■ **ページの抜粋**

投資用マンションの大規模修繕と管理組合

マンションオーナーにとって、頭の痛い問題が修繕積立金の問題です。とくにコロナが明けてからの資材、工事費が高騰し修繕積立金が不足するマンションが増えています。それは投資用マンションも同じこと。資産を守るためにどうすればよいか。

齋藤岳志2024/02/14

管理体制に不安があれば売却もやむなし

そのような中で、実際に私なりの直感で今一つしっくりこない、と感じたマンションの部屋を売却した経験もあります。

その物件は20㎡前後のワンルームタイプが中心の、総戸数40戸弱のマンションでした。
築年数としては15年くらいで、定期的なメンテナンスはしていましたが、大規模修繕工事は、まだ行っていない状態です。

大規模修繕工事の目安は、おおよそ12~15年くらいで周期的に行うのが良いと言われています。
しかし、管理組合総会の議案書を見ても、大規模修繕工事に関して、検討もされていない様子でした。そこで総会に出席したした際、質問をしてみました。

総会の場にいたのは、理事長と監事、建物管理会社の担当者と私だけ。

■ **データの抜粋**
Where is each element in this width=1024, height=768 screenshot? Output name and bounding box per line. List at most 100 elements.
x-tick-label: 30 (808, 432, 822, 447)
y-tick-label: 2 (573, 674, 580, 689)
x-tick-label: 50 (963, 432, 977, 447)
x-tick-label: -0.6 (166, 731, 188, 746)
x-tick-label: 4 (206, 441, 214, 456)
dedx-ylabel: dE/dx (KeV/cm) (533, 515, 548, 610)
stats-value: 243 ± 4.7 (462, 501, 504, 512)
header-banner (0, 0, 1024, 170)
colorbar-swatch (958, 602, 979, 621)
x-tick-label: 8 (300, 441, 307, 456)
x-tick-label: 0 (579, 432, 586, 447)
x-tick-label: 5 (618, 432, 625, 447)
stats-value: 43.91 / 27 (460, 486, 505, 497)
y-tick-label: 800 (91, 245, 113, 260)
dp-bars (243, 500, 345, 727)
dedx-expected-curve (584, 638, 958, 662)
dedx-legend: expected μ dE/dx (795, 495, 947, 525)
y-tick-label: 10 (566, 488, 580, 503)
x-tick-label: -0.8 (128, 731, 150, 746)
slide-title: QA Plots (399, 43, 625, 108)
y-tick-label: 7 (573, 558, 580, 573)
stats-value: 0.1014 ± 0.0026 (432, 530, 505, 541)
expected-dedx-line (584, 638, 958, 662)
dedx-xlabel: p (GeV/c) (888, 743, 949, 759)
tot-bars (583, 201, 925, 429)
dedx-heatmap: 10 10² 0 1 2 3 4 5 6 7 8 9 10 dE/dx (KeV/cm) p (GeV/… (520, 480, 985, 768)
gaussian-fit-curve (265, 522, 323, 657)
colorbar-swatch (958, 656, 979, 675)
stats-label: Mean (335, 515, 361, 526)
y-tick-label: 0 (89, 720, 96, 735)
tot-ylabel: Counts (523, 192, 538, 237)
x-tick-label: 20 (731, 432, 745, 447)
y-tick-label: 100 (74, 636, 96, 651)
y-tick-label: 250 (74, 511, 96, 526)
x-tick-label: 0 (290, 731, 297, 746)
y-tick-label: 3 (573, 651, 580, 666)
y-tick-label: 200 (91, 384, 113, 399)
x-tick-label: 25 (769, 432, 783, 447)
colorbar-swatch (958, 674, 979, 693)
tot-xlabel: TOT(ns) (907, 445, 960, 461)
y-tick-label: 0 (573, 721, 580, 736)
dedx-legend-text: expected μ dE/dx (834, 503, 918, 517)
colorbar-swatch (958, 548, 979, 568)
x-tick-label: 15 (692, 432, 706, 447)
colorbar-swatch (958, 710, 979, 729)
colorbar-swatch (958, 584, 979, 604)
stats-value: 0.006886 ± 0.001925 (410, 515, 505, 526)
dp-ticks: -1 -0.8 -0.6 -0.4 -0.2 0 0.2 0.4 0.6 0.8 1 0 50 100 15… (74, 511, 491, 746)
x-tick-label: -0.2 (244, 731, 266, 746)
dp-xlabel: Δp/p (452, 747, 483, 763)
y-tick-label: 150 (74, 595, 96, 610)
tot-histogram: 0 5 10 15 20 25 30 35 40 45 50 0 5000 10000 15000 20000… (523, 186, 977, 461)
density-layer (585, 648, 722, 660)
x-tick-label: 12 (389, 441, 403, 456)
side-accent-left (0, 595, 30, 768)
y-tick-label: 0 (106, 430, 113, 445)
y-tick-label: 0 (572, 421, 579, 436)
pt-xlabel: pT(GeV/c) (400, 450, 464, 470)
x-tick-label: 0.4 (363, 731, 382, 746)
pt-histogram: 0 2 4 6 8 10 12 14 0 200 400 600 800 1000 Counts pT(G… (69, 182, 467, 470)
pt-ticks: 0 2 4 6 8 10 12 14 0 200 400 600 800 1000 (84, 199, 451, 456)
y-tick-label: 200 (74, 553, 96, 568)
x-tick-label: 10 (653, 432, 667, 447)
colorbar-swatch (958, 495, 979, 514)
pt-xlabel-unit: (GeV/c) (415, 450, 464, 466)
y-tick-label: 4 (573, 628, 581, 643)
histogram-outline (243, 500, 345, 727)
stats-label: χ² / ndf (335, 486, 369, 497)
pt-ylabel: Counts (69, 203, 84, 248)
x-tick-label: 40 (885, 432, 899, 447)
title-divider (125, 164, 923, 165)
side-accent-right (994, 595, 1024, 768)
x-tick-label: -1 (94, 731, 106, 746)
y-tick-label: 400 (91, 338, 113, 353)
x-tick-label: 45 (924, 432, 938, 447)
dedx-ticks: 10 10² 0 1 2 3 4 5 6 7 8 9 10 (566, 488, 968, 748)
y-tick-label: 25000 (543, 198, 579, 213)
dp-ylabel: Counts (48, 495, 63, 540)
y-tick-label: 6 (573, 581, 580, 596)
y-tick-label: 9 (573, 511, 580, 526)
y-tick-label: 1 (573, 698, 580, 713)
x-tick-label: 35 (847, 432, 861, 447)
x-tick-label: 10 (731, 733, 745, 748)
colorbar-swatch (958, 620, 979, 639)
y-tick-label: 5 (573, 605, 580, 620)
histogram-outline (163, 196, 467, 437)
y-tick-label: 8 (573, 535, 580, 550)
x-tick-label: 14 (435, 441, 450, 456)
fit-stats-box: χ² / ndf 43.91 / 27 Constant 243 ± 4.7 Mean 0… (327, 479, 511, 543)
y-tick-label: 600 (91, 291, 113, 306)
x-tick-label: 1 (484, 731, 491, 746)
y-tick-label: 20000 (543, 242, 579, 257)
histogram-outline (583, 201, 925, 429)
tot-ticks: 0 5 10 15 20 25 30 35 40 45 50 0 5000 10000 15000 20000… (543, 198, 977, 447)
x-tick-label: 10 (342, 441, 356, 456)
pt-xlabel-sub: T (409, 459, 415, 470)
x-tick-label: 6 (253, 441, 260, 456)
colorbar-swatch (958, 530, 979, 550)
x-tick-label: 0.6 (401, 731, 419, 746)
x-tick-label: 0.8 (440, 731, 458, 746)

■ **課題**
投資用マンションの修繕についての文章を、最後の文のすぐあとから書き進めてください。

■ **回答**
しかも、理事長も監事も、マンションに関して精通している雰囲気は感じられません。
理事長や監事も、ほかにやる方がいないから、仕方なく引き受けているような雰囲気でした。
そのため、議案などに関しても、すべて建物管理会社の言われるまま、という様子です。

そこで私が大規模修繕について質問をすると、
「大規模修繕? やる必要があるの?」
みたいな反応だったのを今でも覚えています。

返答に窮している理事長を見かねて、建物管理会社の担当者が、こう答えました。
「そろそろ必要かと検討はしていますが、まだ大きな修繕箇所も見受けられないので、引き続き、検討事項として組合に提案していきます」

この回答にしっくりこなかったため、総会の全体の雰囲気も勘案し「この部屋は売却しよう」と決断しました。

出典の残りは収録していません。